▶ **WHAT IS BEING ASKED**
Write every entry out again exactly, please, and skip the pictures.

Entries taken from a collection:

= = = = =

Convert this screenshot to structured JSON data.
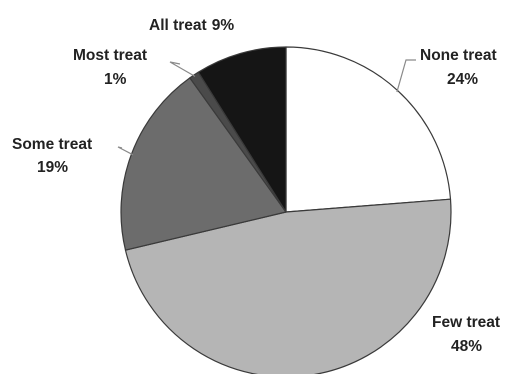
{
  "chart_data": {
    "type": "pie",
    "title": "",
    "slices": [
      {
        "label": "None treat",
        "value": 24,
        "value_label": "24%",
        "color": "#ffffff"
      },
      {
        "label": "Few treat",
        "value": 48,
        "value_label": "48%",
        "color": "#b5b5b5"
      },
      {
        "label": "Some treat",
        "value": 19,
        "value_label": "19%",
        "color": "#6c6c6c"
      },
      {
        "label": "Most treat",
        "value": 1,
        "value_label": "1%",
        "color": "#4a4a4a"
      },
      {
        "label": "All treat",
        "value": 9,
        "value_label": "9%",
        "color": "#151515"
      }
    ],
    "start_angle": "12 o'clock",
    "direction": "clockwise",
    "legend": "none"
  }
}
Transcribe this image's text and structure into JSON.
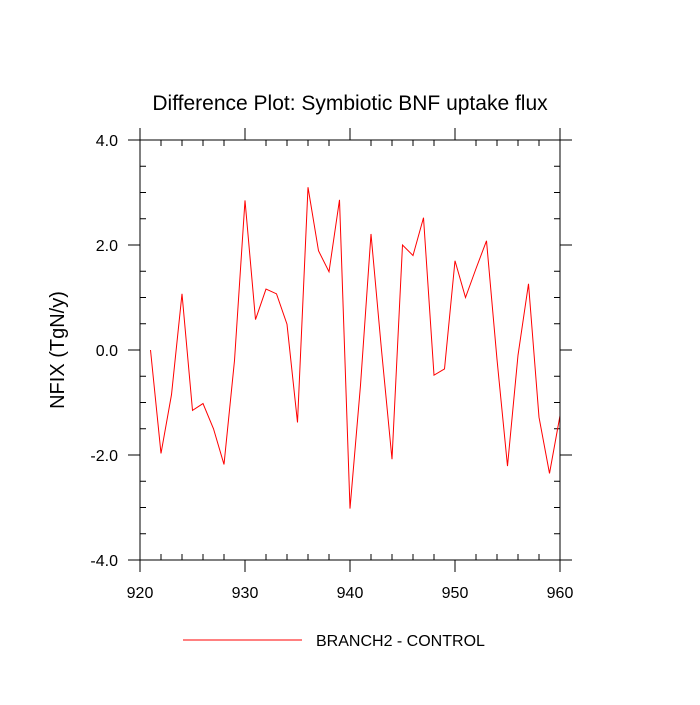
{
  "chart_data": {
    "type": "line",
    "title": "Difference Plot: Symbiotic BNF uptake flux",
    "xlabel": "",
    "ylabel": "NFIX  (TgN/y)",
    "xlim": [
      920,
      960
    ],
    "ylim": [
      -4.0,
      4.0
    ],
    "x_ticks": [
      920,
      930,
      940,
      950,
      960
    ],
    "x_tick_labels": [
      "920",
      "930",
      "940",
      "950",
      "960"
    ],
    "y_ticks": [
      -4.0,
      -2.0,
      0.0,
      2.0,
      4.0
    ],
    "y_tick_labels": [
      "-4.0",
      "-2.0",
      "0.0",
      "2.0",
      "4.0"
    ],
    "x_minor_step": 2,
    "y_minor_step": 0.5,
    "grid": false,
    "legend_position": "bottom-center",
    "series": [
      {
        "name": "BRANCH2 - CONTROL",
        "color": "#ff0000",
        "x": [
          921,
          922,
          923,
          924,
          925,
          926,
          927,
          928,
          929,
          930,
          931,
          932,
          933,
          934,
          935,
          936,
          937,
          938,
          939,
          940,
          941,
          942,
          943,
          944,
          945,
          946,
          947,
          948,
          949,
          950,
          951,
          952,
          953,
          954,
          955,
          956,
          957,
          958,
          959,
          960
        ],
        "y": [
          0.0,
          -1.97,
          -0.85,
          1.07,
          -1.15,
          -1.02,
          -1.5,
          -2.18,
          -0.2,
          2.85,
          0.58,
          1.16,
          1.07,
          0.49,
          -1.38,
          3.1,
          1.89,
          1.49,
          2.86,
          -3.02,
          -0.67,
          2.21,
          0.0,
          -2.08,
          2.0,
          1.8,
          2.52,
          -0.48,
          -0.36,
          1.7,
          1.0,
          1.55,
          2.08,
          -0.18,
          -2.21,
          -0.1,
          1.26,
          -1.28,
          -2.35,
          -1.25
        ]
      }
    ]
  }
}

= = = = =

▶ **FULL OUTPUT**
Convert this screenshot to structured JSON data.
{
  "chart_data": {
    "type": "pie",
    "title": "",
    "slices": [
      {
        "label": "None treat",
        "value": 24,
        "value_label": "24%",
        "color": "#ffffff"
      },
      {
        "label": "Few treat",
        "value": 48,
        "value_label": "48%",
        "color": "#b5b5b5"
      },
      {
        "label": "Some treat",
        "value": 19,
        "value_label": "19%",
        "color": "#6c6c6c"
      },
      {
        "label": "Most treat",
        "value": 1,
        "value_label": "1%",
        "color": "#4a4a4a"
      },
      {
        "label": "All treat",
        "value": 9,
        "value_label": "9%",
        "color": "#151515"
      }
    ],
    "start_angle": "12 o'clock",
    "direction": "clockwise",
    "legend": "none"
  }
}
Transcribe this image's text and structure into JSON.
{
  "chart_data": {
    "type": "line",
    "title": "Difference Plot: Symbiotic BNF uptake flux",
    "xlabel": "",
    "ylabel": "NFIX  (TgN/y)",
    "xlim": [
      920,
      960
    ],
    "ylim": [
      -4.0,
      4.0
    ],
    "x_ticks": [
      920,
      930,
      940,
      950,
      960
    ],
    "x_tick_labels": [
      "920",
      "930",
      "940",
      "950",
      "960"
    ],
    "y_ticks": [
      -4.0,
      -2.0,
      0.0,
      2.0,
      4.0
    ],
    "y_tick_labels": [
      "-4.0",
      "-2.0",
      "0.0",
      "2.0",
      "4.0"
    ],
    "x_minor_step": 2,
    "y_minor_step": 0.5,
    "grid": false,
    "legend_position": "bottom-center",
    "series": [
      {
        "name": "BRANCH2 - CONTROL",
        "color": "#ff0000",
        "x": [
          921,
          922,
          923,
          924,
          925,
          926,
          927,
          928,
          929,
          930,
          931,
          932,
          933,
          934,
          935,
          936,
          937,
          938,
          939,
          940,
          941,
          942,
          943,
          944,
          945,
          946,
          947,
          948,
          949,
          950,
          951,
          952,
          953,
          954,
          955,
          956,
          957,
          958,
          959,
          960
        ],
        "y": [
          0.0,
          -1.97,
          -0.85,
          1.07,
          -1.15,
          -1.02,
          -1.5,
          -2.18,
          -0.2,
          2.85,
          0.58,
          1.16,
          1.07,
          0.49,
          -1.38,
          3.1,
          1.89,
          1.49,
          2.86,
          -3.02,
          -0.67,
          2.21,
          0.0,
          -2.08,
          2.0,
          1.8,
          2.52,
          -0.48,
          -0.36,
          1.7,
          1.0,
          1.55,
          2.08,
          -0.18,
          -2.21,
          -0.1,
          1.26,
          -1.28,
          -2.35,
          -1.25
        ]
      }
    ]
  }
}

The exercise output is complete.